## ASSIGNMENT
Transcribe the passage of the biography of Francis Cromie from "Acting Captain Francis" up to and including "British embassy premises.".
═══ GIVEN TEXT
British Royal Navy officer

Acting Captain Francis Newton Allen Cromie, CB, DSO (30 January 1882 - 31 August 1918, Petrograd) was a distinguished British Royal Navy officer, military diplomat, and the de facto chief of British Intelligence operations in northern Russia for the British Naval Intelligence Division. At the outbreak of World War I he was commanding officer of the British Royal Navy China Hong Kong submarine flotilla, and from 1915 assumed command of the British submarine flotilla in the Baltic. Later during the First World War and Russian Revolution he was naval attaché to the diplomatic staff of the British Embassy in Petrograd (Saint Petersburg), Russia, where he met his death, while defending the British embassy premises.

==Early life and naval career==
Born in Duncannon, Ireland, he was the son of British army captain Francis Charles Cromie of the Hampshire Regiment (later Consul-General in Dakar, Senegal). His mother was the daughter of the Chief Constable of Pembrokeshire. He was educated at Haverfordwest Grammar School in Wales, and in 1897 joined the Royal Navy as a naval cadet at HMS Britannia; he joined HMS Repulse on passing out, and in 1900, as a midshipman of HMS Barfleur, took part in the Seymour Expedition to China, for which he received the China War Medal with Peking clasp.
══════
═══ SUPPLIED MATERIAL
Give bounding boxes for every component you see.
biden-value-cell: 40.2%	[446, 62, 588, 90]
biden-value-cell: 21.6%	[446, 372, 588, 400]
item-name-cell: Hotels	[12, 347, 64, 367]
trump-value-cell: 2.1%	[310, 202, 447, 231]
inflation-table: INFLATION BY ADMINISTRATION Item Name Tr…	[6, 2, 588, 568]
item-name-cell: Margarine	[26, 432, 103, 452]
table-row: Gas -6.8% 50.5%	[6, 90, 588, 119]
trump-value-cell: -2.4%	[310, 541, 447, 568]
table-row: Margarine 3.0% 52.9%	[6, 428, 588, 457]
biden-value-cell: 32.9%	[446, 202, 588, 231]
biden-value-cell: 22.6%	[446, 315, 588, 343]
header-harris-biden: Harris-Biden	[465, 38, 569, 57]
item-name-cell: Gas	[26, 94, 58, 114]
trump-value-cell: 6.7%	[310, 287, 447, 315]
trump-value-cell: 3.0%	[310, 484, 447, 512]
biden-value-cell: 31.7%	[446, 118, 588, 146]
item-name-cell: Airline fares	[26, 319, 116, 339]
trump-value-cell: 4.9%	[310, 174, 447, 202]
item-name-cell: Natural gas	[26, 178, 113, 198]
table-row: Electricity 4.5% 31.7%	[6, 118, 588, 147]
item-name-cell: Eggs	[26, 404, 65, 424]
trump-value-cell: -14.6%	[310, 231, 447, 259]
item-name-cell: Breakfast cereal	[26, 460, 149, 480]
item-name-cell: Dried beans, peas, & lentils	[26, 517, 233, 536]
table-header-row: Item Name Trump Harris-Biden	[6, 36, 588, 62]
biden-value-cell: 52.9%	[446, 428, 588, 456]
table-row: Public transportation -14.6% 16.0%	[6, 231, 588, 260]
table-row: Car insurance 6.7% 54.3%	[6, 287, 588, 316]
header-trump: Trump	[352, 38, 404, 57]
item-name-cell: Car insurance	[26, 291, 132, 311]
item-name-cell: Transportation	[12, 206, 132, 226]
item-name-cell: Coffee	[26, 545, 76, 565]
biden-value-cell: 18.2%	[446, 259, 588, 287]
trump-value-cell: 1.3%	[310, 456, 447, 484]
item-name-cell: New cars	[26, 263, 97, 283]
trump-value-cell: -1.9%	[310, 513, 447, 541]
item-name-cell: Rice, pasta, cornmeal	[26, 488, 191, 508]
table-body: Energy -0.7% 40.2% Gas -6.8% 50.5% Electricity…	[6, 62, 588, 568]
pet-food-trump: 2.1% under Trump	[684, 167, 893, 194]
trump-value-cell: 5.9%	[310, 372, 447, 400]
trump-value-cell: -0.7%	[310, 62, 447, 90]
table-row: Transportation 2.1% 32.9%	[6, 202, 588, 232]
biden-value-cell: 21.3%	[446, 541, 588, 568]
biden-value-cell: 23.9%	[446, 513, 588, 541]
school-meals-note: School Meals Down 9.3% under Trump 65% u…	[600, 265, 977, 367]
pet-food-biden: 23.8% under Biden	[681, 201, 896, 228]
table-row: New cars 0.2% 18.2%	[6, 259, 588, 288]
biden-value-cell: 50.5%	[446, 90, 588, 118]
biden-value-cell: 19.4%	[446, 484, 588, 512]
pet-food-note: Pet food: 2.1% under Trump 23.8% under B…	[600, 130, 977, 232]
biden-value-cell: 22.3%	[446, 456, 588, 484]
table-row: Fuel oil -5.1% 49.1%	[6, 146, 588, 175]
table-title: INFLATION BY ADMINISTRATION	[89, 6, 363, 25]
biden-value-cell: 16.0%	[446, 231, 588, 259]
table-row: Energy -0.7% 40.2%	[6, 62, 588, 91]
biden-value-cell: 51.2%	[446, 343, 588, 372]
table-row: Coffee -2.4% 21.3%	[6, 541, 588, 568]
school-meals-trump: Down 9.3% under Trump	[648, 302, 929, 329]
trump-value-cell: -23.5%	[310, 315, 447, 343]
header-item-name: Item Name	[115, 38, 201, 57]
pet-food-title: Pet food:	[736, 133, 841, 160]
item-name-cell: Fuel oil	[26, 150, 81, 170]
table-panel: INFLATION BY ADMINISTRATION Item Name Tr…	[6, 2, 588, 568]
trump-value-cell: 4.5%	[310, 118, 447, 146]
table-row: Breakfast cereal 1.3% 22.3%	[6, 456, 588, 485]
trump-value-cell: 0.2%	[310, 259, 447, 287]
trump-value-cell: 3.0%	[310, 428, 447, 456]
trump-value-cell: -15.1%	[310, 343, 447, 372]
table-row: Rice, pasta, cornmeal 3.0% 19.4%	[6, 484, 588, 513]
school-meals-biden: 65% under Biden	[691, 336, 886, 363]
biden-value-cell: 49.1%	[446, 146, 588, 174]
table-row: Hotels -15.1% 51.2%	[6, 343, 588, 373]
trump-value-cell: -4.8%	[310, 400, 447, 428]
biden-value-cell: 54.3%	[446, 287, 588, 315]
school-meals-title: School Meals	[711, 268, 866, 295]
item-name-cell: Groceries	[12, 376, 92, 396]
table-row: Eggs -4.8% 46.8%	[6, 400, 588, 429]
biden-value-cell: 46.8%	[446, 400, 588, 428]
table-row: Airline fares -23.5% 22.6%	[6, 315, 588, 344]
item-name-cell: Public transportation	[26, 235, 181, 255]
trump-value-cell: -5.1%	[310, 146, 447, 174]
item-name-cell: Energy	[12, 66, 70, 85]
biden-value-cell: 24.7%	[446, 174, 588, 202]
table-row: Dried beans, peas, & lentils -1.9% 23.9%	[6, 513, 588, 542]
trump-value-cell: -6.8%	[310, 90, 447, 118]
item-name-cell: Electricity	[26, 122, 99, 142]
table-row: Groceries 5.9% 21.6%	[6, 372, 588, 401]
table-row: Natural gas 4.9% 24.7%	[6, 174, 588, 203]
══════
## RESULT FOR THIS EXERCISE
Acting Captain Francis Newton Allen Cromie, CB, DSO (30 January 1882 - 31 August 1918, Petrograd) was a distinguished British Royal Navy officer, military diplomat, and the de facto chief of British Intelligence operations in northern Russia for the British Naval Intelligence Division. At the outbreak of World War I he was commanding officer of the British Royal Navy China Hong Kong submarine flotilla, and from 1915 assumed command of the British submarine flotilla in the Baltic. Later during the First World War and Russian Revolution he was naval attaché to the diplomatic staff of the British Embassy in Petrograd (Saint Petersburg), Russia, where he met his death, while defending the British embassy premises.